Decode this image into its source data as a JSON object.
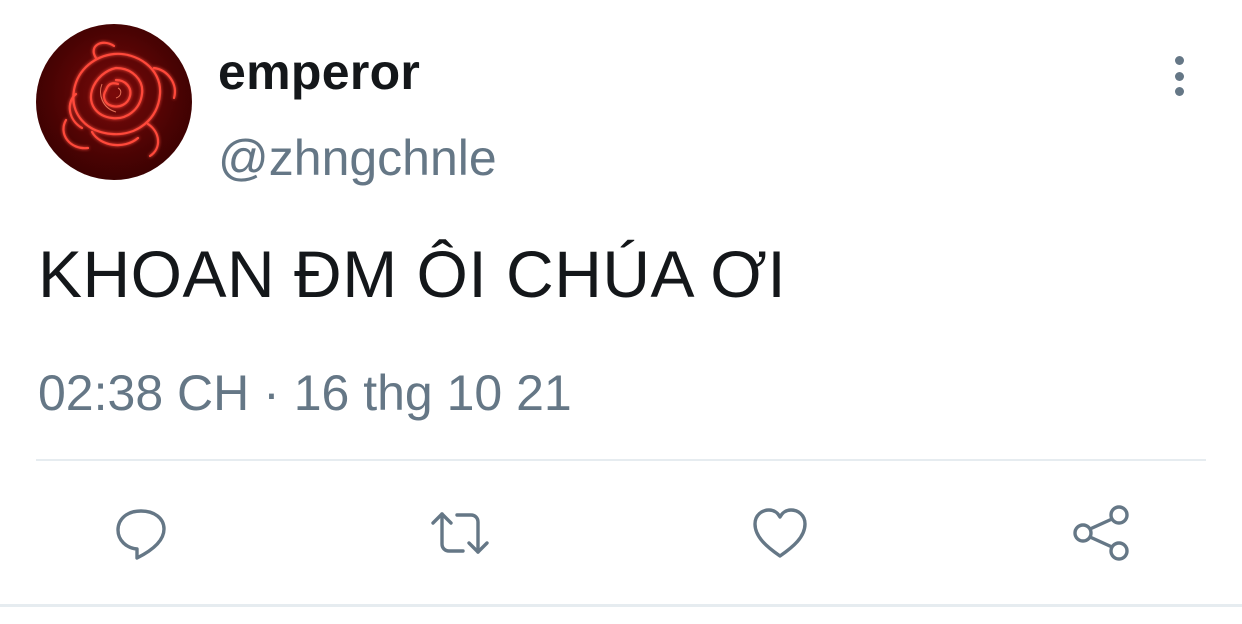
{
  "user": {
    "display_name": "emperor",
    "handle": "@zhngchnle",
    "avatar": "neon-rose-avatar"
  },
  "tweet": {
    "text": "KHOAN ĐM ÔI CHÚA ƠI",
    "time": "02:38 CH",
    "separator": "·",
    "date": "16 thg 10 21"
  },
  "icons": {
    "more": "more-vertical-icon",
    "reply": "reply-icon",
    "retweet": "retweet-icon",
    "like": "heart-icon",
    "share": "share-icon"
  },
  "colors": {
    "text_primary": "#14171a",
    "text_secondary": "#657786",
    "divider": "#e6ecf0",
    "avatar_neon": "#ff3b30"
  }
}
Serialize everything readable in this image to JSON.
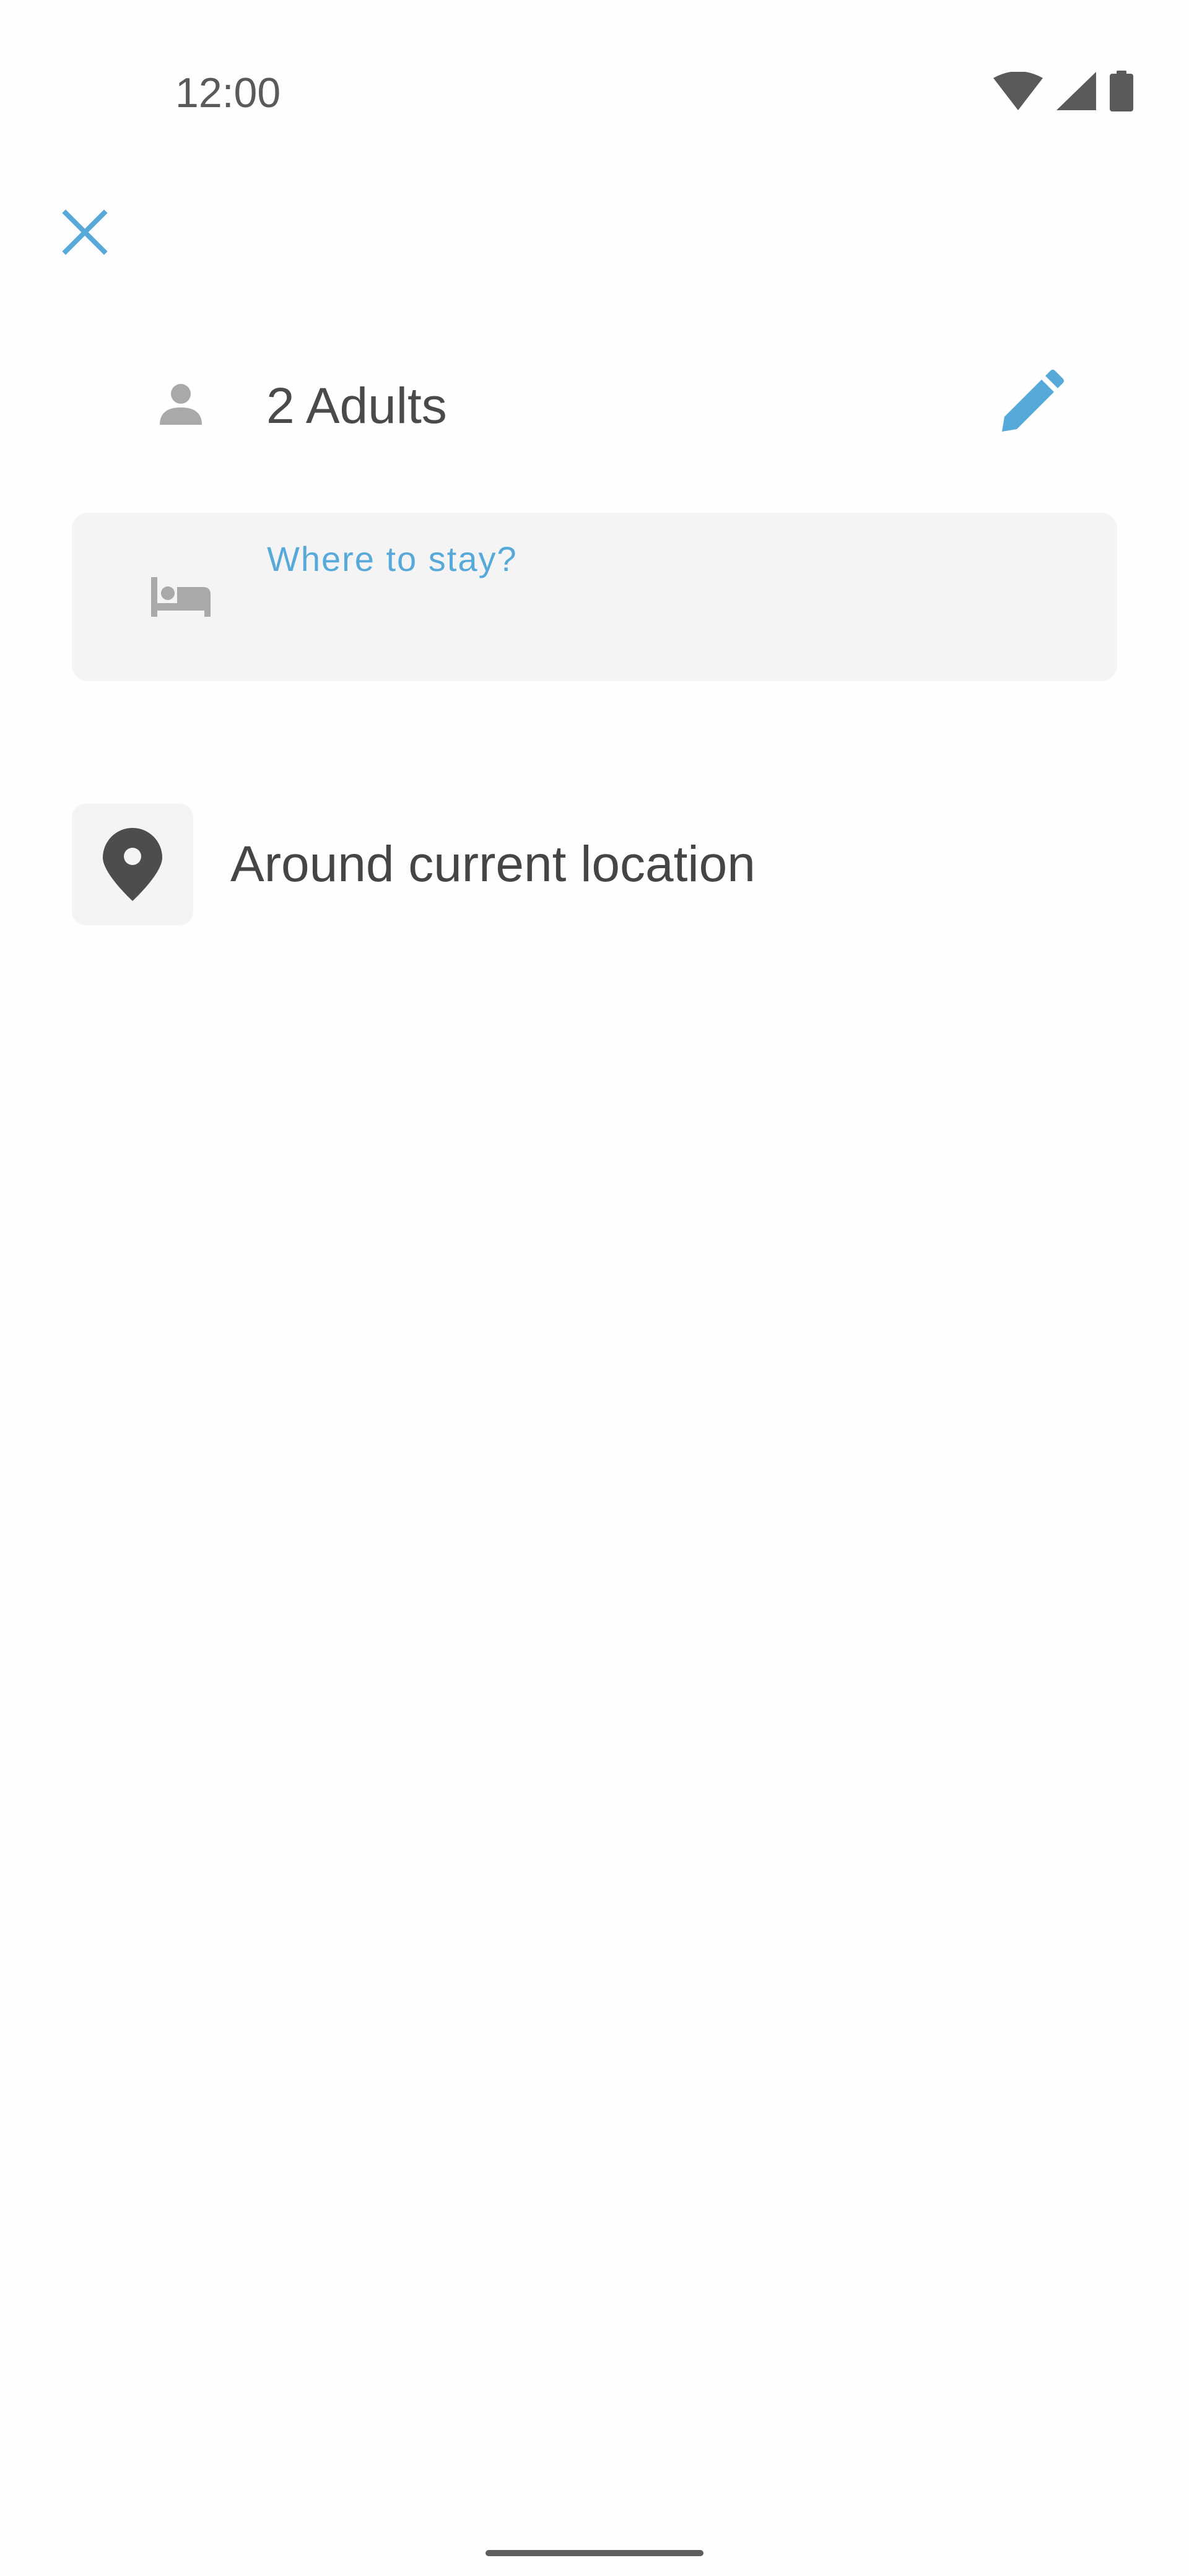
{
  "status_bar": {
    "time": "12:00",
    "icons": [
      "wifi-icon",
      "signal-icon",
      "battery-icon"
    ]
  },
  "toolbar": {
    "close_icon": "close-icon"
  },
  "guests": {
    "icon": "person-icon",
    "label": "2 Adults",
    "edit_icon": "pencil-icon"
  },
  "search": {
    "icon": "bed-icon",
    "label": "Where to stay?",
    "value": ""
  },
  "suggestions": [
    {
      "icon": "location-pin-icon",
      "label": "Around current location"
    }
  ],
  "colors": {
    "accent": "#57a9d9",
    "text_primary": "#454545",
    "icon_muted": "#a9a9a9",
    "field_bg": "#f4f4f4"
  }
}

+ + + +

**WHAT IS NEEDED**
Find every line in the records above that contains the word "image", and copy each one.

**ANSWER TO THE TASK**
Decode this image into its source data as a JSON object.
Serialize everything readable in this image to JSON.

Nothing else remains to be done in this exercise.